The exercise: Repeat each record exactly as written, and drop any images.

[Data records]
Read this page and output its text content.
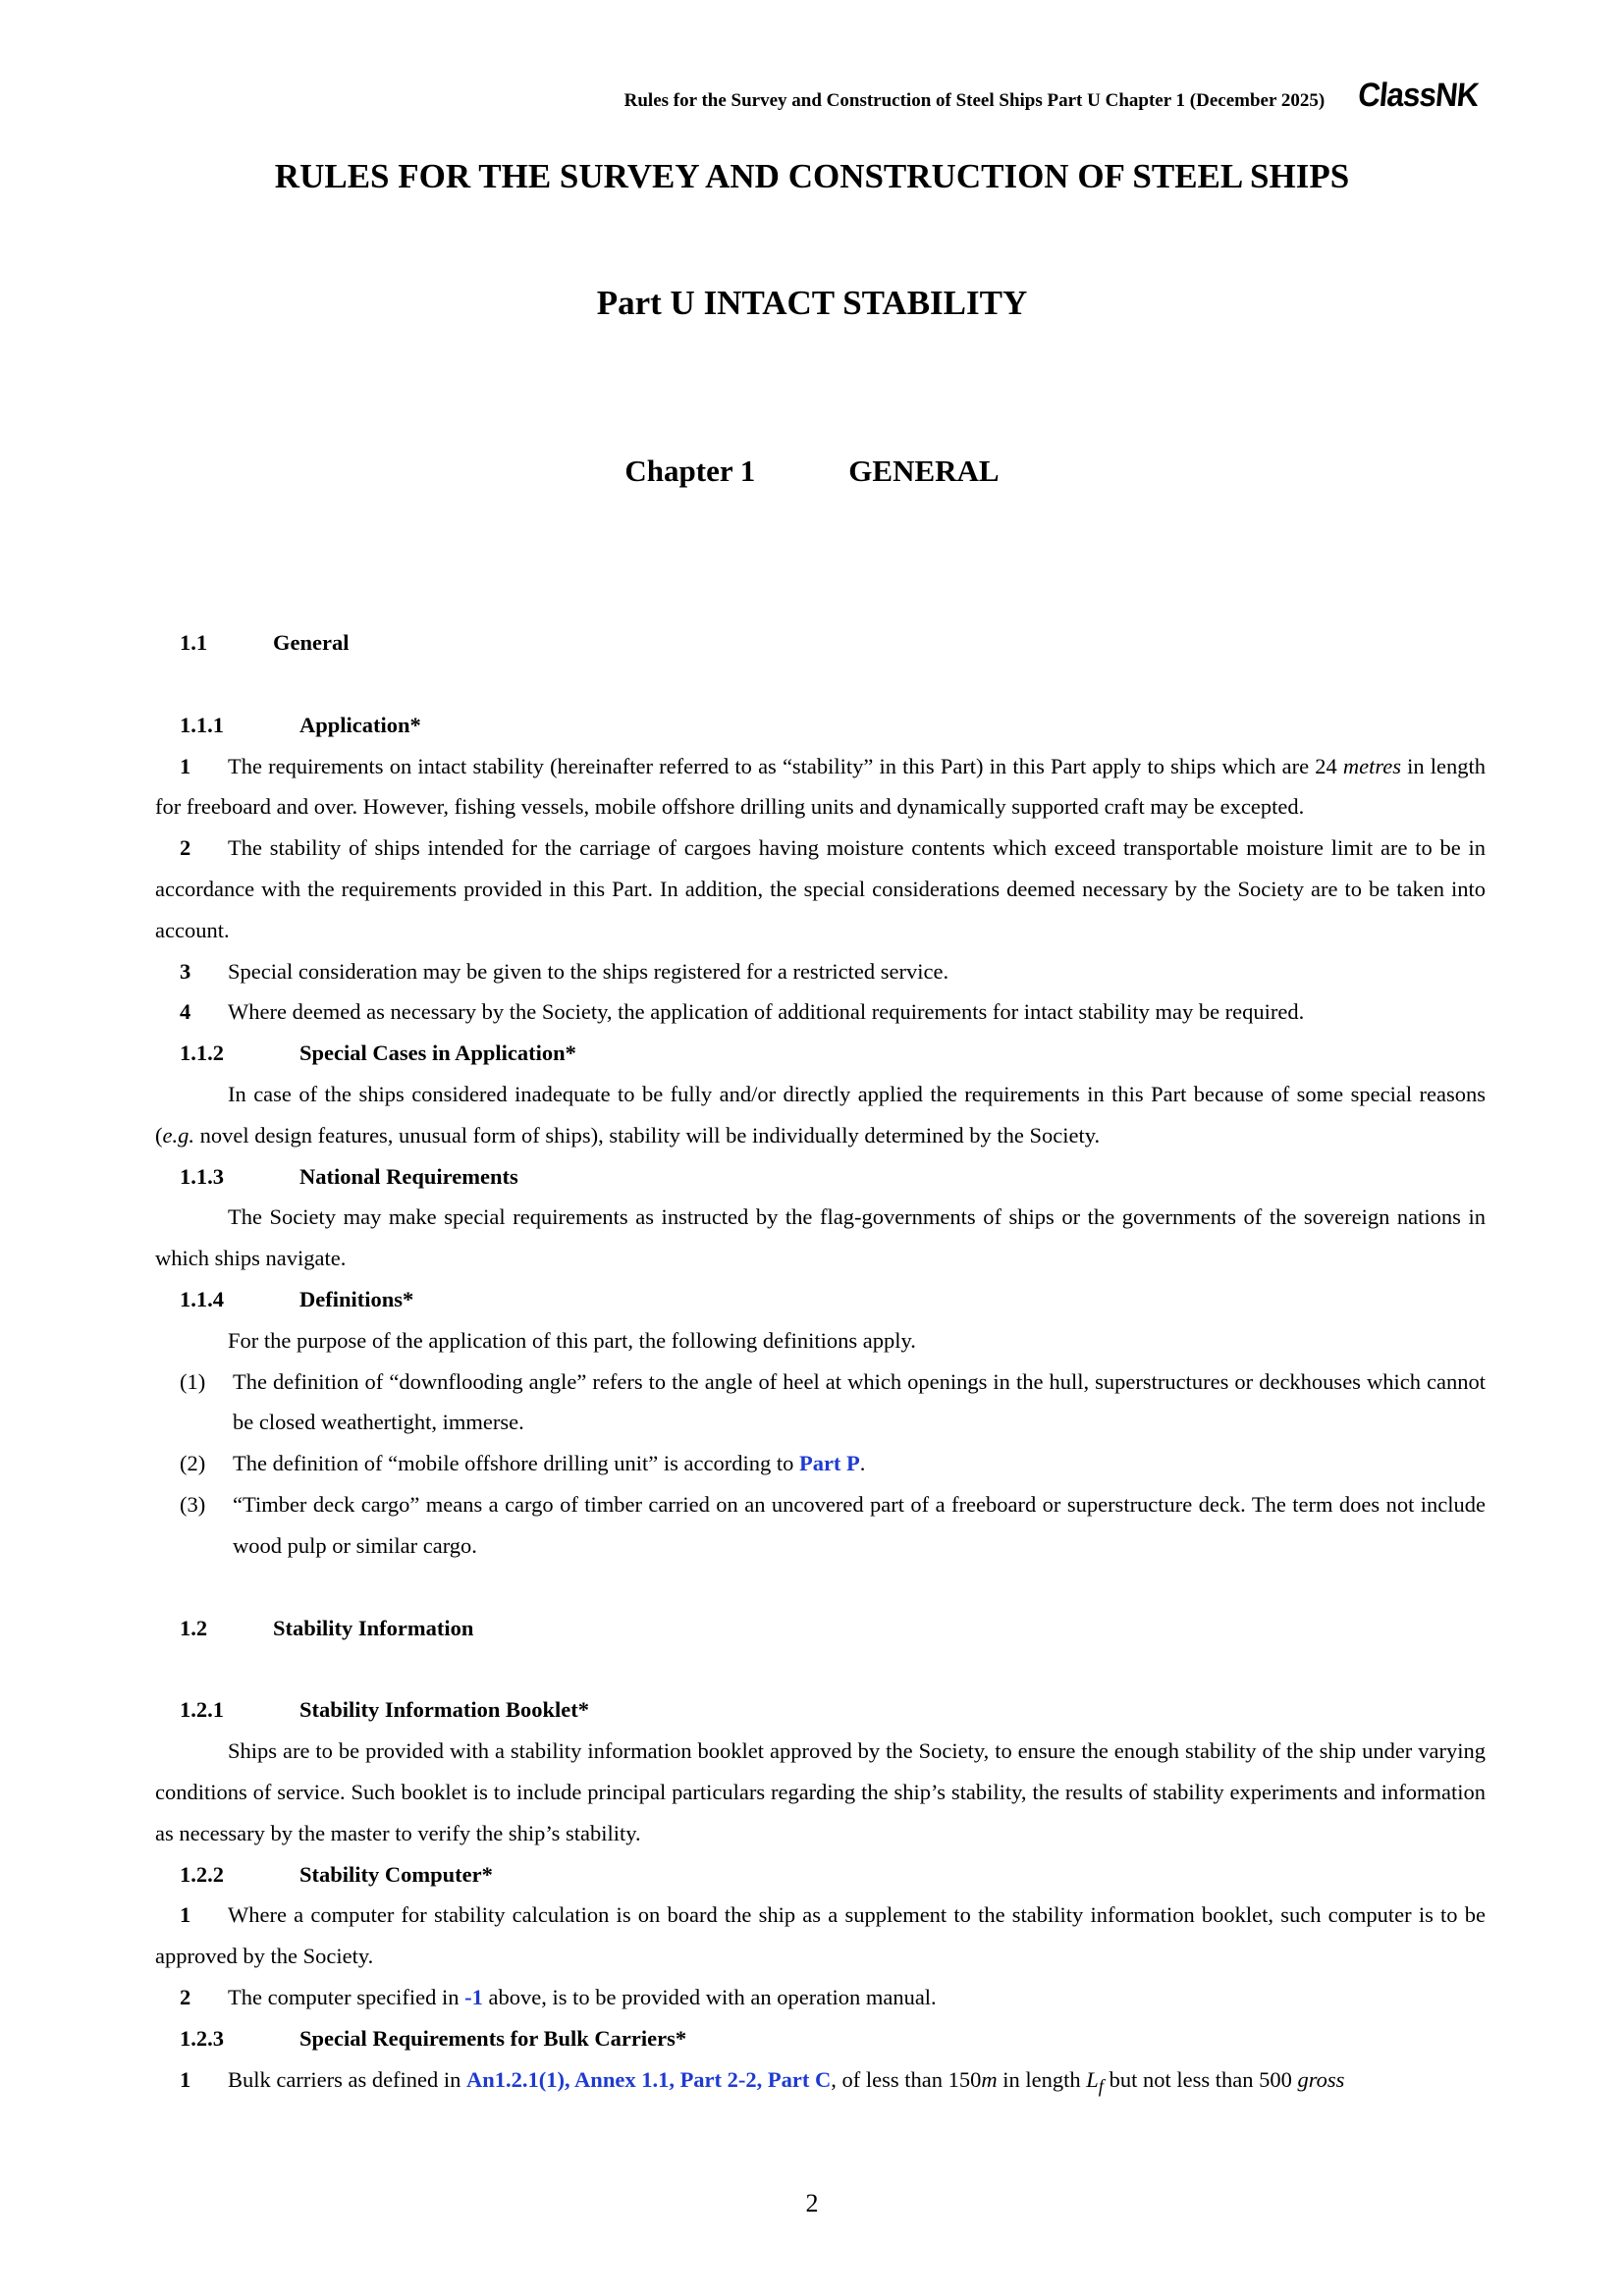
Rules for the Survey and Construction of Steel Ships Part U Chapter 1 (December 2025) ClassNK
RULES FOR THE SURVEY AND CONSTRUCTION OF STEEL SHIPS
Part U INTACT STABILITY
Chapter 1	GENERAL

1.1	General

1.1.1	Application*

1 The requirements on intact stability (hereinafter referred to as “stability” in this Part) in this Part apply to ships which are 24 metres in length for freeboard and over. However, fishing vessels, mobile offshore drilling units and dynamically supported craft may be excepted.

2 The stability of ships intended for the carriage of cargoes having moisture contents which exceed transportable moisture limit are to be in accordance with the requirements provided in this Part. In addition, the special considerations deemed necessary by the Society are to be taken into account.

3 Special consideration may be given to the ships registered for a restricted service.

4 Where deemed as necessary by the Society, the application of additional requirements for intact stability may be required.

1.1.2	Special Cases in Application*

In case of the ships considered inadequate to be fully and/or directly applied the requirements in this Part because of some special reasons (e.g. novel design features, unusual form of ships), stability will be individually determined by the Society.

1.1.3	National Requirements

The Society may make special requirements as instructed by the flag-governments of ships or the governments of the sovereign nations in which ships navigate.

1.1.4	Definitions*

For the purpose of the application of this part, the following definitions apply.

(1) The definition of “downflooding angle” refers to the angle of heel at which openings in the hull, superstructures or deckhouses which cannot be closed weathertight, immerse.

(2) The definition of “mobile offshore drilling unit” is according to Part P.

(3) “Timber deck cargo” means a cargo of timber carried on an uncovered part of a freeboard or superstructure deck. The term does not include wood pulp or similar cargo.

1.2	Stability Information

1.2.1	Stability Information Booklet*

Ships are to be provided with a stability information booklet approved by the Society, to ensure the enough stability of the ship under varying conditions of service. Such booklet is to include principal particulars regarding the ship’s stability, the results of stability experiments and information as necessary by the master to verify the ship’s stability.

1.2.2	Stability Computer*

1 Where a computer for stability calculation is on board the ship as a supplement to the stability information booklet, such computer is to be approved by the Society.

2 The computer specified in -1 above, is to be provided with an operation manual.

1.2.3	Special Requirements for Bulk Carriers*

1 Bulk carriers as defined in An1.2.1(1), Annex 1.1, Part 2-2, Part C, of less than 150m in length $L_f$ but not less than 500 gross

2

The output:
Read this page and output its text content.
Rules for the Survey and Construction of Steel Ships Part U Chapter 1 (December 2025) ClassNK
RULES FOR THE SURVEY AND CONSTRUCTION OF STEEL SHIPS
Part U INTACT STABILITY
Chapter 1	GENERAL

1.1	General

1.1.1	Application*

1 The requirements on intact stability (hereinafter referred to as “stability” in this Part) in this Part apply to ships which are 24 metres in length for freeboard and over. However, fishing vessels, mobile offshore drilling units and dynamically supported craft may be excepted.

2 The stability of ships intended for the carriage of cargoes having moisture contents which exceed transportable moisture limit are to be in accordance with the requirements provided in this Part. In addition, the special considerations deemed necessary by the Society are to be taken into account.

3 Special consideration may be given to the ships registered for a restricted service.

4 Where deemed as necessary by the Society, the application of additional requirements for intact stability may be required.

1.1.2	Special Cases in Application*

In case of the ships considered inadequate to be fully and/or directly applied the requirements in this Part because of some special reasons (e.g. novel design features, unusual form of ships), stability will be individually determined by the Society.

1.1.3	National Requirements

The Society may make special requirements as instructed by the flag-governments of ships or the governments of the sovereign nations in which ships navigate.

1.1.4	Definitions*

For the purpose of the application of this part, the following definitions apply.

(1) The definition of “downflooding angle” refers to the angle of heel at which openings in the hull, superstructures or deckhouses which cannot be closed weathertight, immerse.

(2) The definition of “mobile offshore drilling unit” is according to Part P.

(3) “Timber deck cargo” means a cargo of timber carried on an uncovered part of a freeboard or superstructure deck. The term does not include wood pulp or similar cargo.

1.2	Stability Information

1.2.1	Stability Information Booklet*

Ships are to be provided with a stability information booklet approved by the Society, to ensure the enough stability of the ship under varying conditions of service. Such booklet is to include principal particulars regarding the ship’s stability, the results of stability experiments and information as necessary by the master to verify the ship’s stability.

1.2.2	Stability Computer*

1 Where a computer for stability calculation is on board the ship as a supplement to the stability information booklet, such computer is to be approved by the Society.

2 The computer specified in -1 above, is to be provided with an operation manual.

1.2.3	Special Requirements for Bulk Carriers*

1 Bulk carriers as defined in An1.2.1(1), Annex 1.1, Part 2-2, Part C, of less than 150m in length $L_f$ but not less than 500 gross

2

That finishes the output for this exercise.